● **Task brief**:
Filter the entries, keeping every line with the word "ylabel".

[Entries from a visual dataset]
****************************************

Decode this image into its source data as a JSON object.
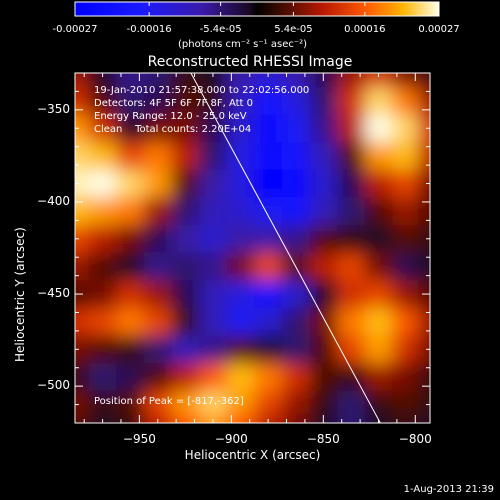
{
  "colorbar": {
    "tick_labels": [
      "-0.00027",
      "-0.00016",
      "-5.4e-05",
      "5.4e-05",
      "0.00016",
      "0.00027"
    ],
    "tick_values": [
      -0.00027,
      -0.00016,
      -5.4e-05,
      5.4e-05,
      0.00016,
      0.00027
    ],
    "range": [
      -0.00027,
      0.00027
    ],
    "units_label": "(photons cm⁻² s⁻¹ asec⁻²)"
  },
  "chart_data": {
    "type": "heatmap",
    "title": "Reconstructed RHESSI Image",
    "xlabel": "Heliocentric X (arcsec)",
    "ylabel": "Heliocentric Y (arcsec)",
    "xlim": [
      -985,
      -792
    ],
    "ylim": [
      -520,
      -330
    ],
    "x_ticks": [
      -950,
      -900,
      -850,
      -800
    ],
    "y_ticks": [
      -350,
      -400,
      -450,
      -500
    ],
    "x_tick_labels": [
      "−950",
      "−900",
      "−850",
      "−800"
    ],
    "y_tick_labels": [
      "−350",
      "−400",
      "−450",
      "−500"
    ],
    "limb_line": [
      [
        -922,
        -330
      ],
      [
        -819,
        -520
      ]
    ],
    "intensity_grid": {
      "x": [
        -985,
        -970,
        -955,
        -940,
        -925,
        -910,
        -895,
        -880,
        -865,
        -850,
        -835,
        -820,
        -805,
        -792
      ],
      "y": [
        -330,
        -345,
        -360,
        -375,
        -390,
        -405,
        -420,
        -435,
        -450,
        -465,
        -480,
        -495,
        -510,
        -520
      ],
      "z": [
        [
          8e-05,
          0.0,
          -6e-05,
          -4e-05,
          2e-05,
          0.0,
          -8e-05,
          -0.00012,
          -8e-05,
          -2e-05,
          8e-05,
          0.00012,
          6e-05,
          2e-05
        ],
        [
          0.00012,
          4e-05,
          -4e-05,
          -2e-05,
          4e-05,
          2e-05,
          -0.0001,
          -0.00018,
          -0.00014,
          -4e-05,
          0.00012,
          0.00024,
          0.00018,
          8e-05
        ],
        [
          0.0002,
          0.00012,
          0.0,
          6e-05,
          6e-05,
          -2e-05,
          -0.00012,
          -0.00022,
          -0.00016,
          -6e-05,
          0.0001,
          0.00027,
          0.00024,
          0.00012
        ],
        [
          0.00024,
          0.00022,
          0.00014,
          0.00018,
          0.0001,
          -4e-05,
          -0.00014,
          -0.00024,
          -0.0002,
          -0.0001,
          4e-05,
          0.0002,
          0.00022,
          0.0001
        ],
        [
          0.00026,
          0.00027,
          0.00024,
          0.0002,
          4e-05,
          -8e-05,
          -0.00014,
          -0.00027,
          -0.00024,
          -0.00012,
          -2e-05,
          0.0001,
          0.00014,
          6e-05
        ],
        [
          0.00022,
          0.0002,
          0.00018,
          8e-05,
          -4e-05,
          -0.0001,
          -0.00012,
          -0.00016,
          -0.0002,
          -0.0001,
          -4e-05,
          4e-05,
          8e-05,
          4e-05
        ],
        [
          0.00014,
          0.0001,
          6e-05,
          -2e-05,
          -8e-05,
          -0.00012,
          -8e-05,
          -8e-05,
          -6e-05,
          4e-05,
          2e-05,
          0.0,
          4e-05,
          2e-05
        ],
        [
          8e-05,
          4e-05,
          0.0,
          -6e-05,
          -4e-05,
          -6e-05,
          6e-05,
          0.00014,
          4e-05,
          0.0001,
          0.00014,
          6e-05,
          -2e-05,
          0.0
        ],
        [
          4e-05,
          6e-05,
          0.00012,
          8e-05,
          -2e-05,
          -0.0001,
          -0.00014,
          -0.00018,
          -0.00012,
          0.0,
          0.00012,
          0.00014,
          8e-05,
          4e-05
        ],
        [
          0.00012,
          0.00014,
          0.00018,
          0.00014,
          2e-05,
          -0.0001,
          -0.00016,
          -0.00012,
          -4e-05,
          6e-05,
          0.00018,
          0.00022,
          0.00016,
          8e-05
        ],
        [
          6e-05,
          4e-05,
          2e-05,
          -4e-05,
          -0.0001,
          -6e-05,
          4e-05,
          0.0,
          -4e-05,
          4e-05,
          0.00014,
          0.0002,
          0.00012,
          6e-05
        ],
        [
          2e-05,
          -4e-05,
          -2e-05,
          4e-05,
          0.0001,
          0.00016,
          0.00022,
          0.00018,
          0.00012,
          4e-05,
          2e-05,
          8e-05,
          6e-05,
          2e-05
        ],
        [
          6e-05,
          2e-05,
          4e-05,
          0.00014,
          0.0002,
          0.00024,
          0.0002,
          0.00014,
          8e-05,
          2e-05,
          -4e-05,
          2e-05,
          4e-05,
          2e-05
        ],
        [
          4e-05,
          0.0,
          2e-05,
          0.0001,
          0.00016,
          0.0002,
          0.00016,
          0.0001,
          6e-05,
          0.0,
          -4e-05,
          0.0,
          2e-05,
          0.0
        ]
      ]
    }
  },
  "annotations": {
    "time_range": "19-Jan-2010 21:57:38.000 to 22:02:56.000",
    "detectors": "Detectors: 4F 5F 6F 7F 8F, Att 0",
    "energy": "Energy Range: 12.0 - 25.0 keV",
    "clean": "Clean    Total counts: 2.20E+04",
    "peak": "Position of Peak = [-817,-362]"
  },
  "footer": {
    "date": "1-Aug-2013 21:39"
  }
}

****************************************

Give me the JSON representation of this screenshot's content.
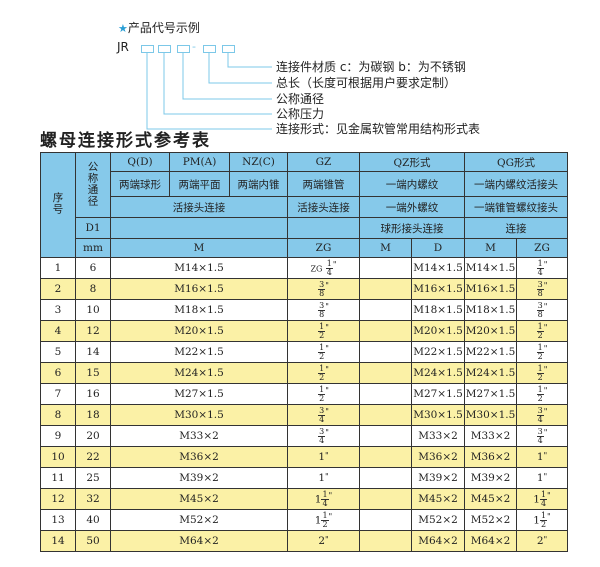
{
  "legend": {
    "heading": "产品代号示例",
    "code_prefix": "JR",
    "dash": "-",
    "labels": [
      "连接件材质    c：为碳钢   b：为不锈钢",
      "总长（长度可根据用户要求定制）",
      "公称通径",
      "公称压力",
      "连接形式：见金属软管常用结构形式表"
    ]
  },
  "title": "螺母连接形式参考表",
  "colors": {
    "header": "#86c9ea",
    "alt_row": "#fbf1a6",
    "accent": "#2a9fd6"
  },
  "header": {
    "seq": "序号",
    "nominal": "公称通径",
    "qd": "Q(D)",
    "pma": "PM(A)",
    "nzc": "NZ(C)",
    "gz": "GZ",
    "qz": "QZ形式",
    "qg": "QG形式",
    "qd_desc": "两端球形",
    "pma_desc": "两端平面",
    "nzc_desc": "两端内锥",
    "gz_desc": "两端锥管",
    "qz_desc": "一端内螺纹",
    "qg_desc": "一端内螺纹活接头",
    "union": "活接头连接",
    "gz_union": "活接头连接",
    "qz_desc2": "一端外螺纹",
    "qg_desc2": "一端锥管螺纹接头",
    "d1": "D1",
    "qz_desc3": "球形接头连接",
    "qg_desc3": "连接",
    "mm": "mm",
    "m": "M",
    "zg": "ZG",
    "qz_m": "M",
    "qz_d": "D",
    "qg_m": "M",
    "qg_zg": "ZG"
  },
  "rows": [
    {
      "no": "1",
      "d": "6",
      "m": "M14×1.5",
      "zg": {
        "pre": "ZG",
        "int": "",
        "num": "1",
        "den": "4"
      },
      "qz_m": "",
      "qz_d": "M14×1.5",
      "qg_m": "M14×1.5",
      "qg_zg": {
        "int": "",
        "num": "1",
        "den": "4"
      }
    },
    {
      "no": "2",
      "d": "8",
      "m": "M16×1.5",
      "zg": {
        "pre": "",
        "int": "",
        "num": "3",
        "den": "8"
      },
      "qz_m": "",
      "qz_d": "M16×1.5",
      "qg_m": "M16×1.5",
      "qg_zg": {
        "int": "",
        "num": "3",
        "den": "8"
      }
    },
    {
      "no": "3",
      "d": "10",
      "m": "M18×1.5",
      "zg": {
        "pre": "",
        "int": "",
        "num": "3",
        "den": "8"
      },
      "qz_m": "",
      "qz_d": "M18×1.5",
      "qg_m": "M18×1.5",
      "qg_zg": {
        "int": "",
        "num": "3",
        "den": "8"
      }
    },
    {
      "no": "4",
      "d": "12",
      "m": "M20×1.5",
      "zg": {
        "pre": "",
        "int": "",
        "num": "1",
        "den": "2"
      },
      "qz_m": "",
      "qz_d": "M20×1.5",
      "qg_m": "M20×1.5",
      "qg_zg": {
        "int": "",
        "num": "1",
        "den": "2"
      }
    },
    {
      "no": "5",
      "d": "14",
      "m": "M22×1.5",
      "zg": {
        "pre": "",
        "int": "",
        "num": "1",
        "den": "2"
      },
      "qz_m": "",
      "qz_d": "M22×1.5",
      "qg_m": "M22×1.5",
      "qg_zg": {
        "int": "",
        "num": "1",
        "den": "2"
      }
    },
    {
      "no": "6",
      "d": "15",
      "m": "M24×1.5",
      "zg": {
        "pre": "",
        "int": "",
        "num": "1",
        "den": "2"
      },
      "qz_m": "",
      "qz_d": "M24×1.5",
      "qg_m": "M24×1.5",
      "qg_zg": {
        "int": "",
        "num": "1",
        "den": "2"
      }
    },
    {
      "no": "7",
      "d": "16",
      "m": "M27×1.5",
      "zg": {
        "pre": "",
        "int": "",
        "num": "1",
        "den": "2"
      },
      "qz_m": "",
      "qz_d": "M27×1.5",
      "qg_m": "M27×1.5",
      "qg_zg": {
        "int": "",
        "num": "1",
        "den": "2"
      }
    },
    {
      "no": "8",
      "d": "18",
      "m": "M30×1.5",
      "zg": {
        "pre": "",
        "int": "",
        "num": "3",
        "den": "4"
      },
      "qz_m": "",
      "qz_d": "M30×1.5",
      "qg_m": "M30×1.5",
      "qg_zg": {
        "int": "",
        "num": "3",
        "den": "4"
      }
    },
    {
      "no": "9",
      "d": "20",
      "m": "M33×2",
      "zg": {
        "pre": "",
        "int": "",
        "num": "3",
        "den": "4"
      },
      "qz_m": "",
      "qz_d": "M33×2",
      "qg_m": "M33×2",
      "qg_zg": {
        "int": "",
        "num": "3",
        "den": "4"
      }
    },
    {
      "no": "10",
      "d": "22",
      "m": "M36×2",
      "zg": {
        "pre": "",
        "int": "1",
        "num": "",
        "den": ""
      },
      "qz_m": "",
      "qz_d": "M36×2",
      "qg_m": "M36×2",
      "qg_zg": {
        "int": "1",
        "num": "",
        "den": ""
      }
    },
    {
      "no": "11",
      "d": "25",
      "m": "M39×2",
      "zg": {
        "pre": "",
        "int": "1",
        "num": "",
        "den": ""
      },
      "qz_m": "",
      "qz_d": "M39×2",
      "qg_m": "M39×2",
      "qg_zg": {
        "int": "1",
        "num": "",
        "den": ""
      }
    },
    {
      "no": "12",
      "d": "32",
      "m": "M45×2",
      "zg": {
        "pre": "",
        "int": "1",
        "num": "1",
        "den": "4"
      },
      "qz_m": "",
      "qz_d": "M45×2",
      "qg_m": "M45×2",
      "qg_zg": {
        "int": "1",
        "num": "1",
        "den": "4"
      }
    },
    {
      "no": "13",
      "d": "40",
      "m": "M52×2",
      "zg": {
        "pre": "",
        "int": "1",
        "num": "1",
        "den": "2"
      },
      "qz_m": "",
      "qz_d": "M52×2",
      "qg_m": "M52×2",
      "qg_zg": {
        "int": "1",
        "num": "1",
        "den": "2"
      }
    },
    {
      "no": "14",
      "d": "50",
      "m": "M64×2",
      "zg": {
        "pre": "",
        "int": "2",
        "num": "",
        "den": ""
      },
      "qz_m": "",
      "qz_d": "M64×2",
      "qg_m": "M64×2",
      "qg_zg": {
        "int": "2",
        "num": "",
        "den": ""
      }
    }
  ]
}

****************************************

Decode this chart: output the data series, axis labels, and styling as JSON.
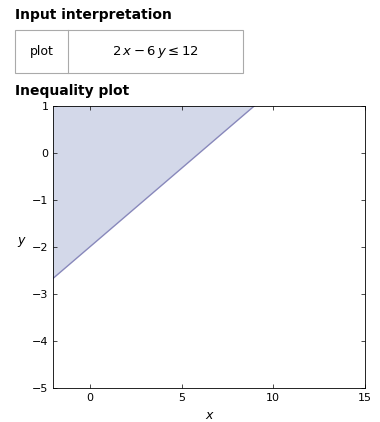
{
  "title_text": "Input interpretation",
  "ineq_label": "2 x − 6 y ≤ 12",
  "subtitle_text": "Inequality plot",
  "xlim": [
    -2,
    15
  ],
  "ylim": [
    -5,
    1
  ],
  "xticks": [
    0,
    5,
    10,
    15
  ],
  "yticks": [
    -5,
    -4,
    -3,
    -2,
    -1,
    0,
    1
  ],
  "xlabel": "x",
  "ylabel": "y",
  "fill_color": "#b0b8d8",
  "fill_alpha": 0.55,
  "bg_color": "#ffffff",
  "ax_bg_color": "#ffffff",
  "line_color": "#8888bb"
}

****************************************

● **Solution to this task**:
    "ylabel": "Heliocentric Y (arcsec)",
  "ylabel": "y",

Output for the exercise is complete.